## Provided information
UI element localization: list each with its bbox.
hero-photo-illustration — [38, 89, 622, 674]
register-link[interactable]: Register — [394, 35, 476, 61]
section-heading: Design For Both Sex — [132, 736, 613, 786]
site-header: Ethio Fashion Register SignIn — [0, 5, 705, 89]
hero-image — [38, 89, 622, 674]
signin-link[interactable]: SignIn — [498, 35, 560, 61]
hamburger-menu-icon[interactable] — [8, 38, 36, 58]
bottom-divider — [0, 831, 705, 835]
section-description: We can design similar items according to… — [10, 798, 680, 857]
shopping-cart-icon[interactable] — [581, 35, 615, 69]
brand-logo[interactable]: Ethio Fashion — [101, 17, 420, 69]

## Goal
Reproduce the items above word for word, from the first line up to and including the line that contains "site-header: Ethio Fashion".

## Answer to this exercise
UI element localization: list each with its bbox.
hero-photo-illustration — [38, 89, 622, 674]
register-link[interactable]: Register — [394, 35, 476, 61]
section-heading: Design For Both Sex — [132, 736, 613, 786]
site-header: Ethio Fashion Register SignIn — [0, 5, 705, 89]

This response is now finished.